> _WORK REQUEST_:
Print the data that follows exactly.

> _DATA FOR REVIEW_:
● ● ● ● ●

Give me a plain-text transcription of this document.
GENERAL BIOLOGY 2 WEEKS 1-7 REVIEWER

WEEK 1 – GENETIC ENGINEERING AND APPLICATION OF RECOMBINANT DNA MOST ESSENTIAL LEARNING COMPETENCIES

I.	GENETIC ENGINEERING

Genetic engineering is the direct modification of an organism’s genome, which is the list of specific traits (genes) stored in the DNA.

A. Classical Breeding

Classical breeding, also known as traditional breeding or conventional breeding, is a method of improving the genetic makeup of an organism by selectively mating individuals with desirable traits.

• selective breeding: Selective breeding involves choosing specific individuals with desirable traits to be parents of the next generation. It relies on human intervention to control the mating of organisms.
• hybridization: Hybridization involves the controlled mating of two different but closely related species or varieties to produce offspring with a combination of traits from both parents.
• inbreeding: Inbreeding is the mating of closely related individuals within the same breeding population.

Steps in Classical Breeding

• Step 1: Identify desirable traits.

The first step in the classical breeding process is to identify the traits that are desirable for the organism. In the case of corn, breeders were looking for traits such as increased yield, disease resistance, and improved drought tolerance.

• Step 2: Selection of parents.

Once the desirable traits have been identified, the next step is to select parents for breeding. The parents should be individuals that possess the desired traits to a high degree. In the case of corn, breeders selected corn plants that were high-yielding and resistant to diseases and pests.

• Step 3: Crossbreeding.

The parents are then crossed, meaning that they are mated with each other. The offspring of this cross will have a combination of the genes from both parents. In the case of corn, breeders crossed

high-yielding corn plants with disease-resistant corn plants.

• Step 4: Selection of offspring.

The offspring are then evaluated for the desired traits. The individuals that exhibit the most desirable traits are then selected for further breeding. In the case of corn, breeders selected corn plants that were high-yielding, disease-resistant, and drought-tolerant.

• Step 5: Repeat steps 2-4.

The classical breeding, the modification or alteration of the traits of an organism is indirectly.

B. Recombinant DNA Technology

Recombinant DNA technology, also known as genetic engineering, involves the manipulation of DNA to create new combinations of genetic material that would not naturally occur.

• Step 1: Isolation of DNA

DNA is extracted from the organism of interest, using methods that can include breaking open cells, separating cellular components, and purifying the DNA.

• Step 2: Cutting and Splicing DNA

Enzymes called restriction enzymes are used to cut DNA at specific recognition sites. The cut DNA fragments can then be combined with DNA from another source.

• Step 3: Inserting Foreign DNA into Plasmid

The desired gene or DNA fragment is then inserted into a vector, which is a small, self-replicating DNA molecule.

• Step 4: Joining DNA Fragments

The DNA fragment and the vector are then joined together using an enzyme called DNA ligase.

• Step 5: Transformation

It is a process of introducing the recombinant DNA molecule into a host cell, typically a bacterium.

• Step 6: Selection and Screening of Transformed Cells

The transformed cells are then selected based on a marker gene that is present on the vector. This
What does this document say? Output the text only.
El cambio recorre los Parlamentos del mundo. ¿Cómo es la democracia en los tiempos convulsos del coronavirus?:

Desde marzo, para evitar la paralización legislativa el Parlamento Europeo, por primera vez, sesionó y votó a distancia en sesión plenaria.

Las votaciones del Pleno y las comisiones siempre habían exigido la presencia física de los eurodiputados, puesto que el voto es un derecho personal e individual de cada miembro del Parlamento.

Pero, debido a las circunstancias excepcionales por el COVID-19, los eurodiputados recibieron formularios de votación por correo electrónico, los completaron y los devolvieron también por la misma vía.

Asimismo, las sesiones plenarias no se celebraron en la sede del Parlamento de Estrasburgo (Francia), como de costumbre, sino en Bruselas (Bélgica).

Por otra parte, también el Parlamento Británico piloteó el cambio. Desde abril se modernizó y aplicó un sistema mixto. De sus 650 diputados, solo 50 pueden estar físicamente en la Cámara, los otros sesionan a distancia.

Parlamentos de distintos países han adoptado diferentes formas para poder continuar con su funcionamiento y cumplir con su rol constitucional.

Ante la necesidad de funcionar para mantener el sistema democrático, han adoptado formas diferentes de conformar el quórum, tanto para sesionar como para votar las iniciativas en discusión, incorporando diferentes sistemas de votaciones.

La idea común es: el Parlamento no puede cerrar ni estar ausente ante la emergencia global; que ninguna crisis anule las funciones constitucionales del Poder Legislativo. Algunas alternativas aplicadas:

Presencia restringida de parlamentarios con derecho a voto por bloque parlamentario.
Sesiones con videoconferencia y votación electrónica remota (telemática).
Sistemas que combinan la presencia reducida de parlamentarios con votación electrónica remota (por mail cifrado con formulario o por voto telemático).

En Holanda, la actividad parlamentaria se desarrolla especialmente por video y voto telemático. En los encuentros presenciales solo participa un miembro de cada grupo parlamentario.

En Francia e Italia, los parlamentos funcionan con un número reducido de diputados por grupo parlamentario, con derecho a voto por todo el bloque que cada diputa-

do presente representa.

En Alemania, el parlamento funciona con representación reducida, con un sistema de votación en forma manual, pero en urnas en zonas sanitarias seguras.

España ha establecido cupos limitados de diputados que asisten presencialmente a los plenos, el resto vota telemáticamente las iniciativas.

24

● ● ● ● ●

> _YOUR SOLUTION_:
Give me a plain-text transcription of this document.
GENERAL BIOLOGY 2 WEEKS 1-7 REVIEWER

WEEK 1 – GENETIC ENGINEERING AND APPLICATION OF RECOMBINANT DNA MOST ESSENTIAL LEARNING COMPETENCIES

I.	GENETIC ENGINEERING

Genetic engineering is the direct modification of an organism’s genome, which is the list of specific traits (genes) stored in the DNA.

A. Classical Breeding

Classical breeding, also known as traditional breeding or conventional breeding, is a method of improving the genetic makeup of an organism by selectively mating individuals with desirable traits.

• selective breeding: Selective breeding involves choosing specific individuals with desirable traits to be parents of the next generation. It relies on human intervention to control the mating of organisms.
• hybridization: Hybridization involves the controlled mating of two different but closely related species or varieties to produce offspring with a combination of traits from both parents.
• inbreeding: Inbreeding is the mating of closely related individuals within the same breeding population.

Steps in Classical Breeding

• Step 1: Identify desirable traits.

The first step in the classical breeding process is to identify the traits that are desirable for the organism. In the case of corn, breeders were looking for traits such as increased yield, disease resistance, and improved drought tolerance.

• Step 2: Selection of parents.

Once the desirable traits have been identified, the next step is to select parents for breeding. The parents should be individuals that possess the desired traits to a high degree. In the case of corn, breeders selected corn plants that were high-yielding and resistant to diseases and pests.

• Step 3: Crossbreeding.

The parents are then crossed, meaning that they are mated with each other. The offspring of this cross will have a combination of the genes from both parents. In the case of corn, breeders crossed

high-yielding corn plants with disease-resistant corn plants.

• Step 4: Selection of offspring.

The offspring are then evaluated for the desired traits. The individuals that exhibit the most desirable traits are then selected for further breeding. In the case of corn, breeders selected corn plants that were high-yielding, disease-resistant, and drought-tolerant.

• Step 5: Repeat steps 2-4.

The classical breeding, the modification or alteration of the traits of an organism is indirectly.

B. Recombinant DNA Technology

Recombinant DNA technology, also known as genetic engineering, involves the manipulation of DNA to create new combinations of genetic material that would not naturally occur.

• Step 1: Isolation of DNA

DNA is extracted from the organism of interest, using methods that can include breaking open cells, separating cellular components, and purifying the DNA.

• Step 2: Cutting and Splicing DNA

Enzymes called restriction enzymes are used to cut DNA at specific recognition sites. The cut DNA fragments can then be combined with DNA from another source.

• Step 3: Inserting Foreign DNA into Plasmid

The desired gene or DNA fragment is then inserted into a vector, which is a small, self-replicating DNA molecule.

• Step 4: Joining DNA Fragments

The DNA fragment and the vector are then joined together using an enzyme called DNA ligase.

• Step 5: Transformation

It is a process of introducing the recombinant DNA molecule into a host cell, typically a bacterium.

• Step 6: Selection and Screening of Transformed Cells

The transformed cells are then selected based on a marker gene that is present on the vector. This
What does this document say? Output the text only.
El cambio recorre los Parlamentos del mundo. ¿Cómo es la democracia en los tiempos convulsos del coronavirus?:

Desde marzo, para evitar la paralización legislativa el Parlamento Europeo, por primera vez, sesionó y votó a distancia en sesión plenaria.

Las votaciones del Pleno y las comisiones siempre habían exigido la presencia física de los eurodiputados, puesto que el voto es un derecho personal e individual de cada miembro del Parlamento.

Pero, debido a las circunstancias excepcionales por el COVID-19, los eurodiputados recibieron formularios de votación por correo electrónico, los completaron y los devolvieron también por la misma vía.

Asimismo, las sesiones plenarias no se celebraron en la sede del Parlamento de Estrasburgo (Francia), como de costumbre, sino en Bruselas (Bélgica).

Por otra parte, también el Parlamento Británico piloteó el cambio. Desde abril se modernizó y aplicó un sistema mixto. De sus 650 diputados, solo 50 pueden estar físicamente en la Cámara, los otros sesionan a distancia.

Parlamentos de distintos países han adoptado diferentes formas para poder continuar con su funcionamiento y cumplir con su rol constitucional.

Ante la necesidad de funcionar para mantener el sistema democrático, han adoptado formas diferentes de conformar el quórum, tanto para sesionar como para votar las iniciativas en discusión, incorporando diferentes sistemas de votaciones.

La idea común es: el Parlamento no puede cerrar ni estar ausente ante la emergencia global; que ninguna crisis anule las funciones constitucionales del Poder Legislativo. Algunas alternativas aplicadas:

Presencia restringida de parlamentarios con derecho a voto por bloque parlamentario.
Sesiones con videoconferencia y votación electrónica remota (telemática).
Sistemas que combinan la presencia reducida de parlamentarios con votación electrónica remota (por mail cifrado con formulario o por voto telemático).

En Holanda, la actividad parlamentaria se desarrolla especialmente por video y voto telemático. En los encuentros presenciales solo participa un miembro de cada grupo parlamentario.

En Francia e Italia, los parlamentos funcionan con un número reducido de diputados por grupo parlamentario, con derecho a voto por todo el bloque que cada diputa-

do presente representa.

En Alemania, el parlamento funciona con representación reducida, con un sistema de votación en forma manual, pero en urnas en zonas sanitarias seguras.

España ha establecido cupos limitados de diputados que asisten presencialmente a los plenos, el resto vota telemáticamente las iniciativas.

24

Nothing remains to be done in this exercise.